Could you reproduce every record below exactly as it stands?
═══ THE RECORDS
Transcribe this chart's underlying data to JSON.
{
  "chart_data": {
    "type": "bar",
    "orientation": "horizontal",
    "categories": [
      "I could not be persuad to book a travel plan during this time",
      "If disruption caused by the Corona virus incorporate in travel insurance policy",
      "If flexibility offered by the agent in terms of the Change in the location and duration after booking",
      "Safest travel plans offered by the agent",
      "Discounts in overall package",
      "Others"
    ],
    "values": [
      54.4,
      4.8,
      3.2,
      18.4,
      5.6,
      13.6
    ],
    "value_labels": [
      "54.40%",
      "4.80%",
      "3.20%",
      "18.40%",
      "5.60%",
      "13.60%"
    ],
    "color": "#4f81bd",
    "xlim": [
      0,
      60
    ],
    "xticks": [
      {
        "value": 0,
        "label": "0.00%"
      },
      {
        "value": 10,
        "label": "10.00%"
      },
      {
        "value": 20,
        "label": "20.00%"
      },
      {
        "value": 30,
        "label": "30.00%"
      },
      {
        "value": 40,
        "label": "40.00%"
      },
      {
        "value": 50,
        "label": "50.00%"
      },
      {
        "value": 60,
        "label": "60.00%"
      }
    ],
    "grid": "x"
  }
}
══════
SOLUTION TO THIS PROBLEM:
Transcribe this chart's underlying data to JSON.
{
  "chart_data": {
    "type": "bar",
    "orientation": "horizontal",
    "categories": [
      "I could not be persuad to book a travel plan during this time",
      "If disruption caused by the Corona virus incorporate in travel insurance policy",
      "If flexibility offered by the agent in terms of the Change in the location and duration after booking",
      "Safest travel plans offered by the agent",
      "Discounts in overall package",
      "Others"
    ],
    "values": [
      54.4,
      4.8,
      3.2,
      18.4,
      5.6,
      13.6
    ],
    "value_labels": [
      "54.40%",
      "4.80%",
      "3.20%",
      "18.40%",
      "5.60%",
      "13.60%"
    ],
    "color": "#4f81bd",
    "xlim": [
      0,
      60
    ],
    "xticks": [
      {
        "value": 0,
        "label": "0.00%"
      },
      {
        "value": 10,
        "label": "10.00%"
      },
      {
        "value": 20,
        "label": "20.00%"
      },
      {
        "value": 30,
        "label": "30.00%"
      },
      {
        "value": 40,
        "label": "40.00%"
      },
      {
        "value": 50,
        "label": "50.00%"
      },
      {
        "value": 60,
        "label": "60.00%"
      }
    ],
    "grid": "x"
  }
}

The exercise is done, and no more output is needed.